■ Goal
Search the records for the word "this" and pick out every line that has it.

■ ■ ■ ■

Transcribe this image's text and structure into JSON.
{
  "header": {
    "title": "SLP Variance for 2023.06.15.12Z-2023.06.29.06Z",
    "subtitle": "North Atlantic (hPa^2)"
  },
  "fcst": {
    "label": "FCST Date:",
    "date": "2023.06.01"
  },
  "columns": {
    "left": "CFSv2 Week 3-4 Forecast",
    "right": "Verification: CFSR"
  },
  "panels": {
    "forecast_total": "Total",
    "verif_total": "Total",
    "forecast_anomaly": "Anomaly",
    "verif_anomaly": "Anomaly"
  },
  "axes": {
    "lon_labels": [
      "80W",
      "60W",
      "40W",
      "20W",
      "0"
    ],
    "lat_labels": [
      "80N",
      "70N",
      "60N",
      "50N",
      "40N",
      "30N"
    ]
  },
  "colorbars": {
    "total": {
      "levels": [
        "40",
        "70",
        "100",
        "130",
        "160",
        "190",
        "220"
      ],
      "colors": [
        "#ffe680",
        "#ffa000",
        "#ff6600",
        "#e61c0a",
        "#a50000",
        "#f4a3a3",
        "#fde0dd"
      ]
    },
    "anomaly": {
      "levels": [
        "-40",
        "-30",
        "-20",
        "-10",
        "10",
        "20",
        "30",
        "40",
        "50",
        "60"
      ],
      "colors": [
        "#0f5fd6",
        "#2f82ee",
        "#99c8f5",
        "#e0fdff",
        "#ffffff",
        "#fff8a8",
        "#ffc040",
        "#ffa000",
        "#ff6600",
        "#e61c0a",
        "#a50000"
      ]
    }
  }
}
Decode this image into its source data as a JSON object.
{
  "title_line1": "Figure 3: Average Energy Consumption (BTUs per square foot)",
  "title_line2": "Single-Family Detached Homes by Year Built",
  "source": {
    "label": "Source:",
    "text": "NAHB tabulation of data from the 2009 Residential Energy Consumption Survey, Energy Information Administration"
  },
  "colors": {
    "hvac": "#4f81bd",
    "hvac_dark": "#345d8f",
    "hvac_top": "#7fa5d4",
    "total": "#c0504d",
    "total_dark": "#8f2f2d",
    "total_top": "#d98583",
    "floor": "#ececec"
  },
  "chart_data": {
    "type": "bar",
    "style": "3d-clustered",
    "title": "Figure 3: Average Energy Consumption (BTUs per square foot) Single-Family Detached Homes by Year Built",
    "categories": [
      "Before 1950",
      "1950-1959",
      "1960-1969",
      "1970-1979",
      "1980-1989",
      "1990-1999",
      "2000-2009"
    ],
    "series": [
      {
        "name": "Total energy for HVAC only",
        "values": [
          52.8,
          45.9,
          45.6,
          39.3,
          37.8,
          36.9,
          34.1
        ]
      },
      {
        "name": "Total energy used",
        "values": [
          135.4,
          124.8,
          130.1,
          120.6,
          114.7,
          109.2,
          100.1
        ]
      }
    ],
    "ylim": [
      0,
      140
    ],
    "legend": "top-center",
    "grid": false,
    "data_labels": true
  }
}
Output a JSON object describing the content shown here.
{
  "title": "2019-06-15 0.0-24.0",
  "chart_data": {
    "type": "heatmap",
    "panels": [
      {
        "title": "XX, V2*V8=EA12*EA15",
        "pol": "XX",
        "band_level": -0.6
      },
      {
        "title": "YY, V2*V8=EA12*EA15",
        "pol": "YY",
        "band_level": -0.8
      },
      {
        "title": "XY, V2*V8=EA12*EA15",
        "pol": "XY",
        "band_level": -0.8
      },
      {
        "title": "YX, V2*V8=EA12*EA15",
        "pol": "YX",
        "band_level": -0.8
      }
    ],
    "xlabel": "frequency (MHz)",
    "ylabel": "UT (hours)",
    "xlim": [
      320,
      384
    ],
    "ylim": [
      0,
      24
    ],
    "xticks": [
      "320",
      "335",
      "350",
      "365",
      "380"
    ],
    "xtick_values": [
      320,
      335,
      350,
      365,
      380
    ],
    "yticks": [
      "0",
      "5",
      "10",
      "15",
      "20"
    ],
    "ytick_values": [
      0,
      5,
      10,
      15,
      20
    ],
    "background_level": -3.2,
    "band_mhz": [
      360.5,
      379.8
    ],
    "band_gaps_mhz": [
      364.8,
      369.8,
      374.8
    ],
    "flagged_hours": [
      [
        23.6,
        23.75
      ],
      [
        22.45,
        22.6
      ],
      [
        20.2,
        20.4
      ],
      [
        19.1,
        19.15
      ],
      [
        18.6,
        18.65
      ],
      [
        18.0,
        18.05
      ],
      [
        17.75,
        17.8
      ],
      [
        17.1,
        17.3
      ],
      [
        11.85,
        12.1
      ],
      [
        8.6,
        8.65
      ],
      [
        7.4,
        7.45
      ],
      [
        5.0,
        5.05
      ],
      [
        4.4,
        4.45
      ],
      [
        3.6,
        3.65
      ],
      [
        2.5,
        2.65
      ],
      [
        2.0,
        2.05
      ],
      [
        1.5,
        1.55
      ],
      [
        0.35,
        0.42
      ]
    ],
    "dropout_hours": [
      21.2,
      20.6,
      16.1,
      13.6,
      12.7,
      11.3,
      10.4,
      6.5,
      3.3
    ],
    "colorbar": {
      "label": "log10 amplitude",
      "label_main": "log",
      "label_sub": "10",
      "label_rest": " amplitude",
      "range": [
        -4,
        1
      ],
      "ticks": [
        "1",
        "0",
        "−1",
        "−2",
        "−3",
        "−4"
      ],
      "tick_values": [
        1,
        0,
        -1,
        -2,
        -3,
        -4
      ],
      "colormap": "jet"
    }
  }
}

■ ■ ■ ■

■ The response
Transcribe this image's text and structure into JSON.
Decode this image into its source data as a JSON object.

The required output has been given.